(Written instruction)
Show all lines that include the string "Adobe"; copy each one.

Collected data
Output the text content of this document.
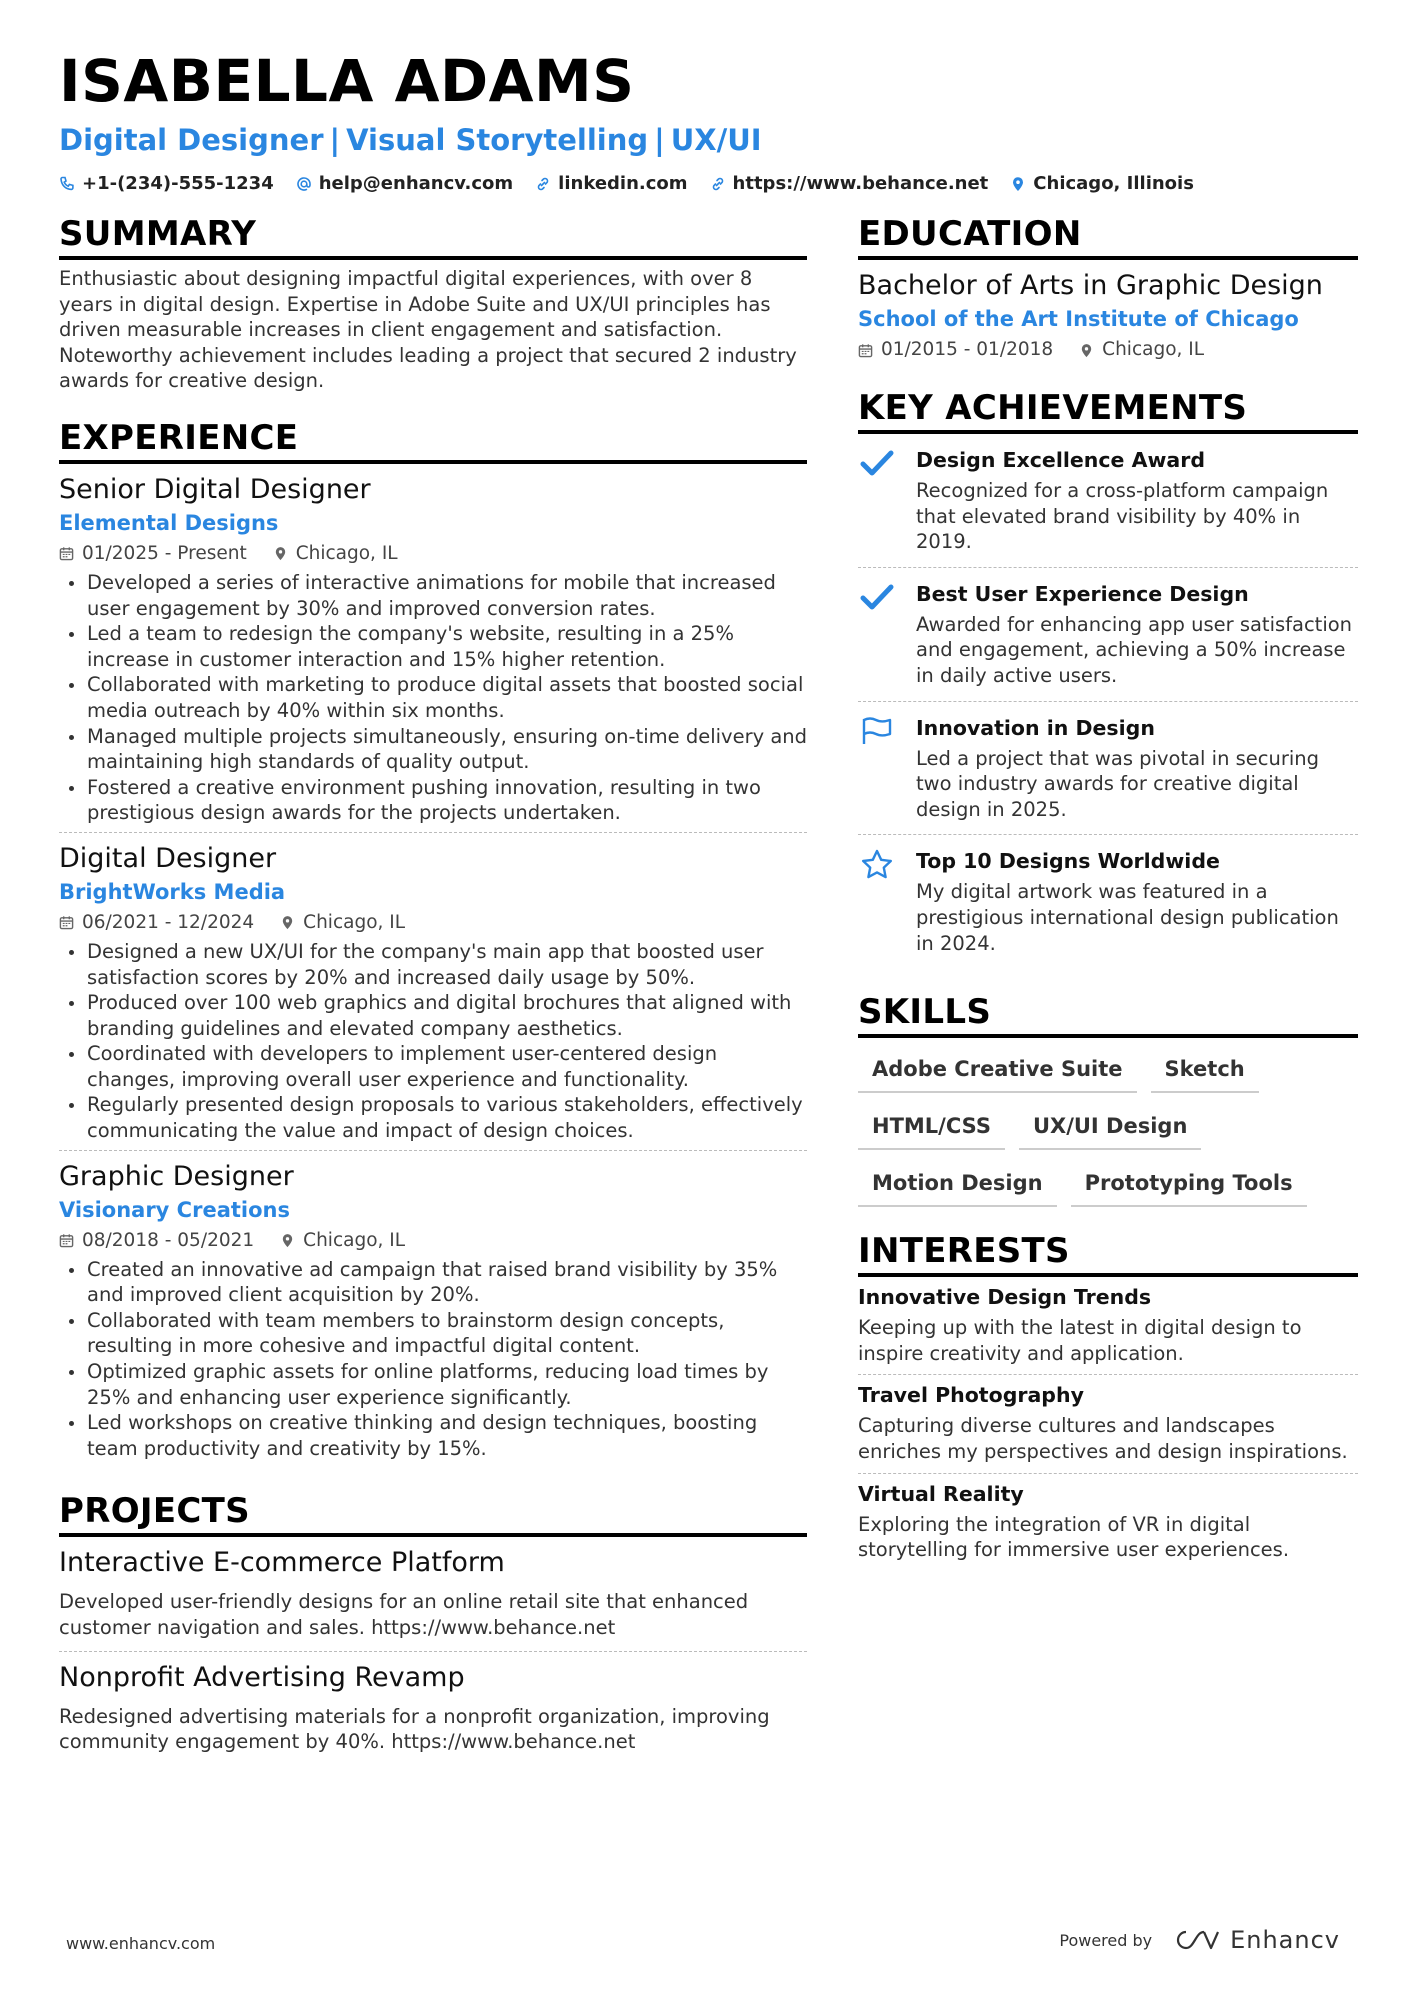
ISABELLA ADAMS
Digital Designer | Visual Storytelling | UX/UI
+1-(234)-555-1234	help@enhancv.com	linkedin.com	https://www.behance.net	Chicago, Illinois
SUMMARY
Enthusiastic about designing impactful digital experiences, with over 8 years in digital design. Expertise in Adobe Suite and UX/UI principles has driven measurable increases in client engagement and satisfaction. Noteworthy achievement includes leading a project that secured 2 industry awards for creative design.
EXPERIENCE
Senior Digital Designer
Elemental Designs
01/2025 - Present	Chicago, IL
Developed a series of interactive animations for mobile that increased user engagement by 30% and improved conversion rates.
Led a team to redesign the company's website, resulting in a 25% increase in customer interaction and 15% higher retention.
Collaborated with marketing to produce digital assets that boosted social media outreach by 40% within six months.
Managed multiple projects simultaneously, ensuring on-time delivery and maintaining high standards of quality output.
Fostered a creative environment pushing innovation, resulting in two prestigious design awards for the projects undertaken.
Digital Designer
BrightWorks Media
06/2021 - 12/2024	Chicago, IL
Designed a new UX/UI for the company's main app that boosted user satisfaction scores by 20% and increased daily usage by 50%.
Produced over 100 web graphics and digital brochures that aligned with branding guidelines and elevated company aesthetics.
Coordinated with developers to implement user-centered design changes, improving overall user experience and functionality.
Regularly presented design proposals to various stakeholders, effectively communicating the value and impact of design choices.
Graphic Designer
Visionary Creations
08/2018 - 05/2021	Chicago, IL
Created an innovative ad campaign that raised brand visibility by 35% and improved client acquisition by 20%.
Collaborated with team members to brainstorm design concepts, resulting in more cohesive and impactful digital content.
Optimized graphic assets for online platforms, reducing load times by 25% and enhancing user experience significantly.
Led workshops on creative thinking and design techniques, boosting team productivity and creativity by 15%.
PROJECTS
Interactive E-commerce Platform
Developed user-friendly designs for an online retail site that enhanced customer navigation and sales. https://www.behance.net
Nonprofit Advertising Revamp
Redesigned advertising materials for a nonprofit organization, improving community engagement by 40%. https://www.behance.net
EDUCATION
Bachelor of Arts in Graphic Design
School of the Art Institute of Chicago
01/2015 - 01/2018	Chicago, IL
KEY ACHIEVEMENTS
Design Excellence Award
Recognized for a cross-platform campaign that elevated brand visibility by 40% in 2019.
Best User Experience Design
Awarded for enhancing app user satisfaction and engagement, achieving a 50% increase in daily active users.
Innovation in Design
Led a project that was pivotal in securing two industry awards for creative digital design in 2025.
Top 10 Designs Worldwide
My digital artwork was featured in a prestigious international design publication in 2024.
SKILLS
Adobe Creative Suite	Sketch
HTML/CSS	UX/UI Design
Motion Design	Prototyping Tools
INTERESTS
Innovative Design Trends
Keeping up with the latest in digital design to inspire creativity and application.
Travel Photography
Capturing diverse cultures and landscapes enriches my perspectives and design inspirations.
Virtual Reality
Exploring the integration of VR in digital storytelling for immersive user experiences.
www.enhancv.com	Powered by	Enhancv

--

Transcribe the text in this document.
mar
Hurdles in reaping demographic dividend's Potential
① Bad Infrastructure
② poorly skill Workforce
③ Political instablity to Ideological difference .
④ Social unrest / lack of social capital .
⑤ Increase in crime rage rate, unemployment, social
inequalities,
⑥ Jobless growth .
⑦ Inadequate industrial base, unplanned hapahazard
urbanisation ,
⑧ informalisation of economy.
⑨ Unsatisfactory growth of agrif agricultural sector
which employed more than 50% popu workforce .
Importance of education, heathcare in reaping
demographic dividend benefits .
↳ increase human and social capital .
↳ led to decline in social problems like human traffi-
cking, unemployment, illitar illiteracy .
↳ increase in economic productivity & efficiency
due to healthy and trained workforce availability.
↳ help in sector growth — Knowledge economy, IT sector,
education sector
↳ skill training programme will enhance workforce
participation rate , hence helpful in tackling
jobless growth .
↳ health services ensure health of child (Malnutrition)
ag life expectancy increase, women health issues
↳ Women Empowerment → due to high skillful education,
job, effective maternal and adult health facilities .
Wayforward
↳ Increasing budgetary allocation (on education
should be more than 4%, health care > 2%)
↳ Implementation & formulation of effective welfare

* * *

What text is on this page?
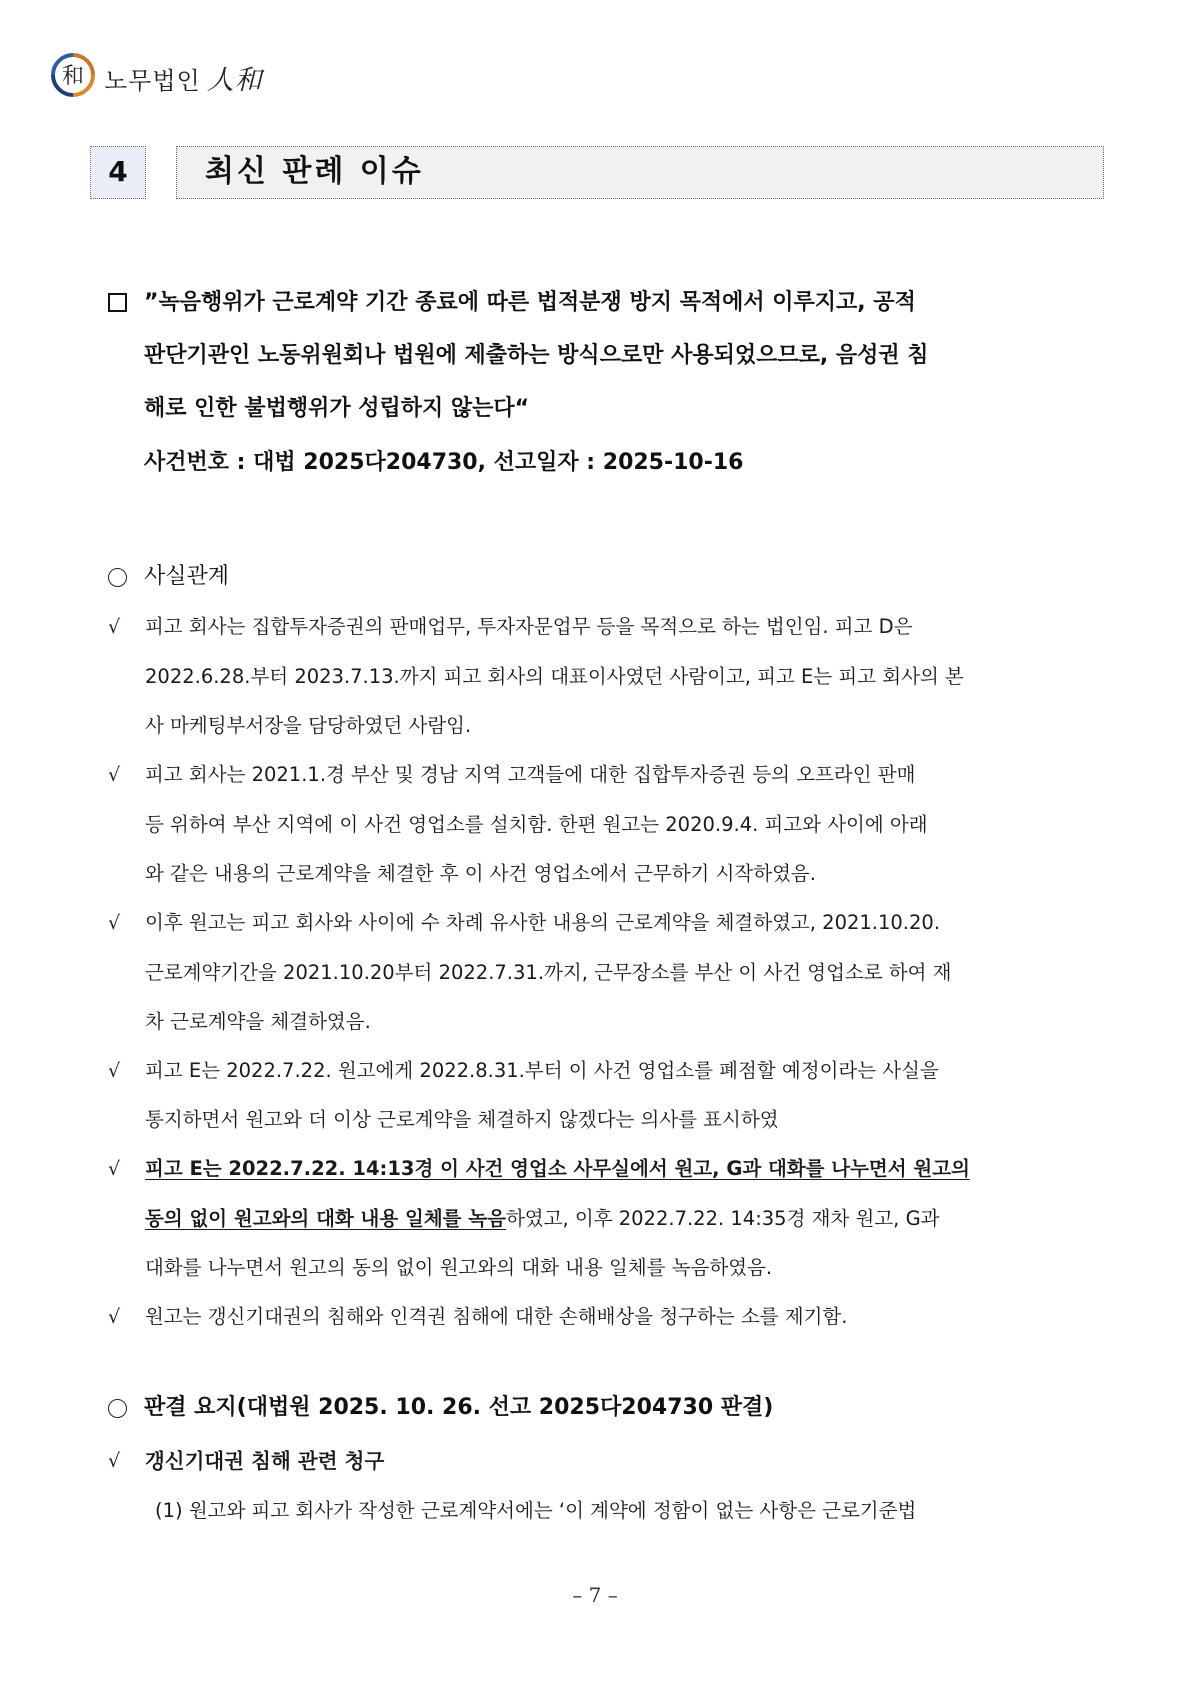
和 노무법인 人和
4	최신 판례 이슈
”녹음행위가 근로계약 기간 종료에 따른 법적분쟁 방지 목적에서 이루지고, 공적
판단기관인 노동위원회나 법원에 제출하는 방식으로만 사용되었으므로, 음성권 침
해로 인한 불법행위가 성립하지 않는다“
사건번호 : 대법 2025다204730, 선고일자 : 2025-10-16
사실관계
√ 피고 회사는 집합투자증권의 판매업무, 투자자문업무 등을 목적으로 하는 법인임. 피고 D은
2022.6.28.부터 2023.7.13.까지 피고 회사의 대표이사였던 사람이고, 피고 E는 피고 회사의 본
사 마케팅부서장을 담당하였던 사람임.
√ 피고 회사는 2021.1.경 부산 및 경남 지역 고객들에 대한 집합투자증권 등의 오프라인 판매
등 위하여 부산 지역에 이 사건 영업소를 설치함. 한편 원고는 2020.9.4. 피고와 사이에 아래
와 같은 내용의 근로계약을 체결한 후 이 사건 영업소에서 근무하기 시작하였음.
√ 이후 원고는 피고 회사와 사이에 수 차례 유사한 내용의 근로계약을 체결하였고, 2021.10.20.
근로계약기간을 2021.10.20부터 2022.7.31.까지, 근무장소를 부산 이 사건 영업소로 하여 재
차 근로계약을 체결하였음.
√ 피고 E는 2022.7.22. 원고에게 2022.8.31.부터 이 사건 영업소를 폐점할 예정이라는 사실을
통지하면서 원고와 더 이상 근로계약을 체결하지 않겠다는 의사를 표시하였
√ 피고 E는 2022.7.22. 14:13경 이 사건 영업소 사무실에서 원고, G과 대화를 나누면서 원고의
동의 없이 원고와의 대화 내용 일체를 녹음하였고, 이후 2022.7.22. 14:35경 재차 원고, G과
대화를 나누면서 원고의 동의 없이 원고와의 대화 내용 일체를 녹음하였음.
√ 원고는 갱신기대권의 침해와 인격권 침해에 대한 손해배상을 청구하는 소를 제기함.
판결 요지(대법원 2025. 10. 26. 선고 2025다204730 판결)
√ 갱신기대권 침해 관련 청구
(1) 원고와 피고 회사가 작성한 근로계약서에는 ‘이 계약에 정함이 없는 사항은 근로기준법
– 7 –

(Expected answer)
Enthusiastic about designing impactful digital experiences, with over 8 years in digital design. Expertise in Adobe Suite and UX/UI principles has driven measurable increases in client engagement and satisfaction. Noteworthy achievement includes leading a project that secured 2 industry awards for creative design.
Adobe Creative Suite	Sketch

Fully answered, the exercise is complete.